> [Provided data]

----------------

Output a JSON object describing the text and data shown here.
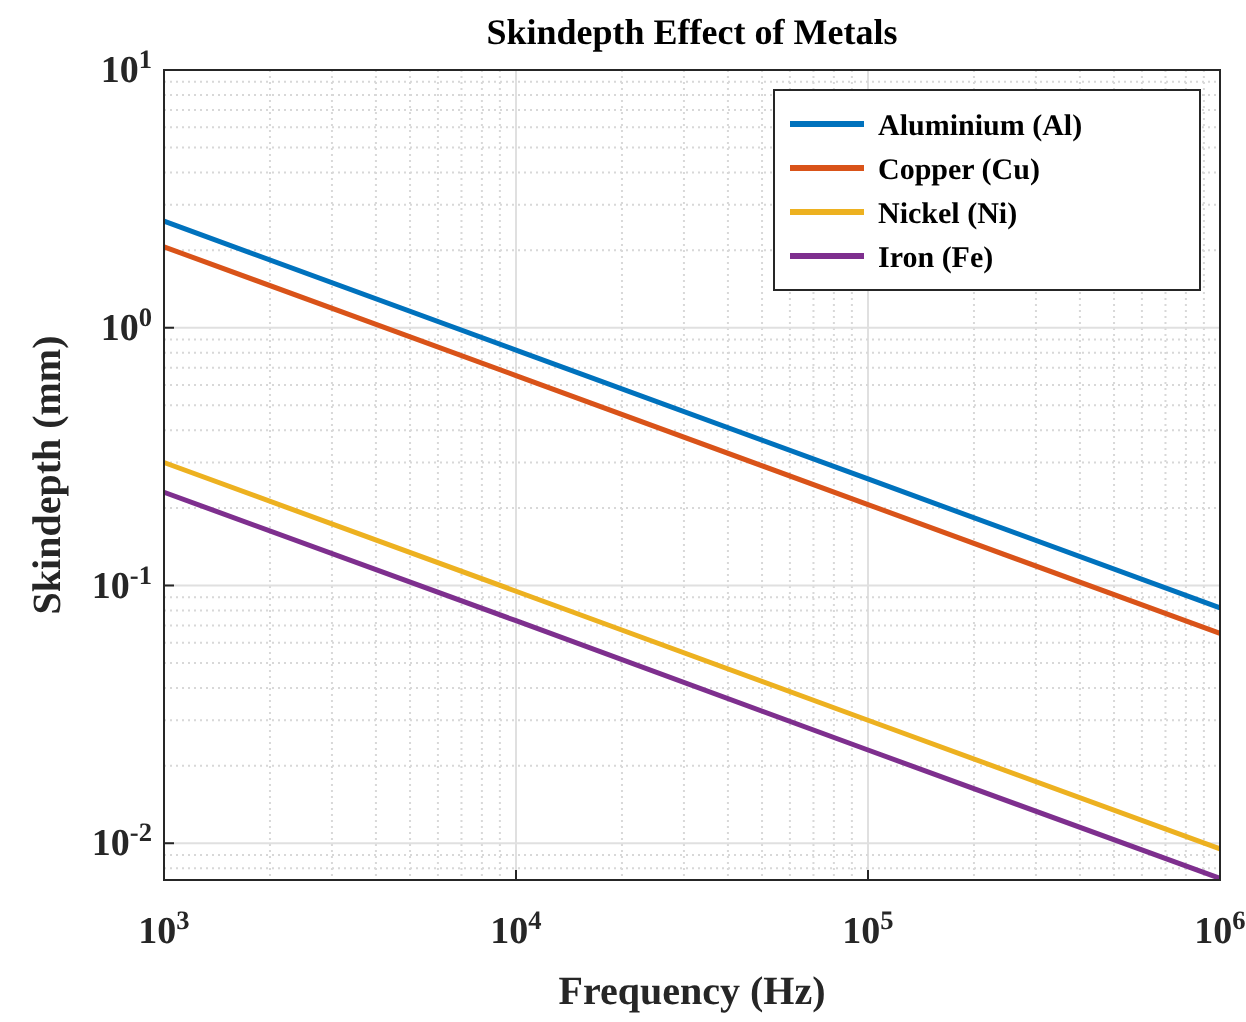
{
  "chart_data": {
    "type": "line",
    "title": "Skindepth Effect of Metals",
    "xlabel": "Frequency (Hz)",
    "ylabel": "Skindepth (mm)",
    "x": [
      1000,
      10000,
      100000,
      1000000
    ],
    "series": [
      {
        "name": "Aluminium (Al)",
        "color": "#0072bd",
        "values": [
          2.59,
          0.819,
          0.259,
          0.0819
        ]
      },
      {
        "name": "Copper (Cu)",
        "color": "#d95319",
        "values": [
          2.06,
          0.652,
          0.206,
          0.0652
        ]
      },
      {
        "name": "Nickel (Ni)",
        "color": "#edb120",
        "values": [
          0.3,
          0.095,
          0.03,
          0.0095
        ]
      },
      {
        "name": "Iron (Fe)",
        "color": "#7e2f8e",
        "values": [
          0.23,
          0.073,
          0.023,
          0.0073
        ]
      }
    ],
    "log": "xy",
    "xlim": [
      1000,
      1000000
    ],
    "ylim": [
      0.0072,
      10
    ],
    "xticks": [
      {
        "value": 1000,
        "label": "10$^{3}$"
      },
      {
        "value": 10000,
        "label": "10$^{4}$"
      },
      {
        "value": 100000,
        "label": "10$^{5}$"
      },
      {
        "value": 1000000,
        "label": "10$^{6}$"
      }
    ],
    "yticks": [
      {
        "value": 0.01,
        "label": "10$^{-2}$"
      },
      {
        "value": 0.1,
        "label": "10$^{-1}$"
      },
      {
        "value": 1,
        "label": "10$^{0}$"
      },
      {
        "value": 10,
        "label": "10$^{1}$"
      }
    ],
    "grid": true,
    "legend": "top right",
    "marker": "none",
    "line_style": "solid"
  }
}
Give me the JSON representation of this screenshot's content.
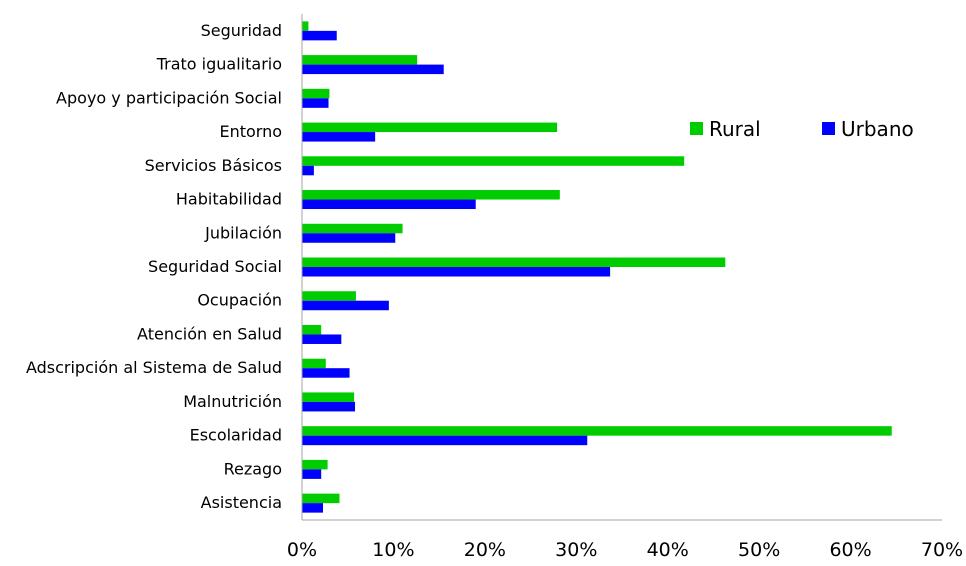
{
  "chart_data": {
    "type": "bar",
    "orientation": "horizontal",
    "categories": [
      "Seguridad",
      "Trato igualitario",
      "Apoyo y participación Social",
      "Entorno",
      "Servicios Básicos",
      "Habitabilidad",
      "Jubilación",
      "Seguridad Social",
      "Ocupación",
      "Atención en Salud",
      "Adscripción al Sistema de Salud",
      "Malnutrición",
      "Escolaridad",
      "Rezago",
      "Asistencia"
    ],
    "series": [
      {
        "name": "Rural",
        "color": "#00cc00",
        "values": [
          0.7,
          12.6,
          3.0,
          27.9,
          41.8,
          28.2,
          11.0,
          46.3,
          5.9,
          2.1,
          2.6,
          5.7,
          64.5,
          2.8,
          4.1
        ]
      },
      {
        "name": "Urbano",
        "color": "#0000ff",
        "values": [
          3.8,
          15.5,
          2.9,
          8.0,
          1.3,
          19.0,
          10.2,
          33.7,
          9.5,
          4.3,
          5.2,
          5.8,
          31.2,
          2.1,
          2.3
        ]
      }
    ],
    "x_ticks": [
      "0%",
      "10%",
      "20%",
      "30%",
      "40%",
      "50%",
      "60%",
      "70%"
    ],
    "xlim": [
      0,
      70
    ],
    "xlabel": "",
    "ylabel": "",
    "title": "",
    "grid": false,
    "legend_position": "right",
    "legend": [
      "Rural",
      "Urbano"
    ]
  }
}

----------------

Pictures are excluded; copy all other data exactly as shown.

> [Exercise answer]
Output a JSON object describing the text and data shown here.
{
  "chart_data": {
    "type": "line",
    "title": "Skindepth Effect of Metals",
    "xlabel": "Frequency (Hz)",
    "ylabel": "Skindepth (mm)",
    "x": [
      1000,
      10000,
      100000,
      1000000
    ],
    "series": [
      {
        "name": "Aluminium (Al)",
        "color": "#0072bd",
        "values": [
          2.59,
          0.819,
          0.259,
          0.0819
        ]
      },
      {
        "name": "Copper (Cu)",
        "color": "#d95319",
        "values": [
          2.06,
          0.652,
          0.206,
          0.0652
        ]
      },
      {
        "name": "Nickel (Ni)",
        "color": "#edb120",
        "values": [
          0.3,
          0.095,
          0.03,
          0.0095
        ]
      },
      {
        "name": "Iron (Fe)",
        "color": "#7e2f8e",
        "values": [
          0.23,
          0.073,
          0.023,
          0.0073
        ]
      }
    ],
    "log": "xy",
    "xlim": [
      1000,
      1000000
    ],
    "ylim": [
      0.0072,
      10
    ],
    "xticks": [
      {
        "value": 1000,
        "label": "10$^{3}$"
      },
      {
        "value": 10000,
        "label": "10$^{4}$"
      },
      {
        "value": 100000,
        "label": "10$^{5}$"
      },
      {
        "value": 1000000,
        "label": "10$^{6}$"
      }
    ],
    "yticks": [
      {
        "value": 0.01,
        "label": "10$^{-2}$"
      },
      {
        "value": 0.1,
        "label": "10$^{-1}$"
      },
      {
        "value": 1,
        "label": "10$^{0}$"
      },
      {
        "value": 10,
        "label": "10$^{1}$"
      }
    ],
    "grid": true,
    "legend": "top right",
    "marker": "none",
    "line_style": "solid"
  }
}
Give me the JSON representation of this screenshot's content.
{
  "chart_data": {
    "type": "bar",
    "orientation": "horizontal",
    "categories": [
      "Seguridad",
      "Trato igualitario",
      "Apoyo y participación Social",
      "Entorno",
      "Servicios Básicos",
      "Habitabilidad",
      "Jubilación",
      "Seguridad Social",
      "Ocupación",
      "Atención en Salud",
      "Adscripción al Sistema de Salud",
      "Malnutrición",
      "Escolaridad",
      "Rezago",
      "Asistencia"
    ],
    "series": [
      {
        "name": "Rural",
        "color": "#00cc00",
        "values": [
          0.7,
          12.6,
          3.0,
          27.9,
          41.8,
          28.2,
          11.0,
          46.3,
          5.9,
          2.1,
          2.6,
          5.7,
          64.5,
          2.8,
          4.1
        ]
      },
      {
        "name": "Urbano",
        "color": "#0000ff",
        "values": [
          3.8,
          15.5,
          2.9,
          8.0,
          1.3,
          19.0,
          10.2,
          33.7,
          9.5,
          4.3,
          5.2,
          5.8,
          31.2,
          2.1,
          2.3
        ]
      }
    ],
    "x_ticks": [
      "0%",
      "10%",
      "20%",
      "30%",
      "40%",
      "50%",
      "60%",
      "70%"
    ],
    "xlim": [
      0,
      70
    ],
    "xlabel": "",
    "ylabel": "",
    "title": "",
    "grid": false,
    "legend_position": "right",
    "legend": [
      "Rural",
      "Urbano"
    ]
  }
}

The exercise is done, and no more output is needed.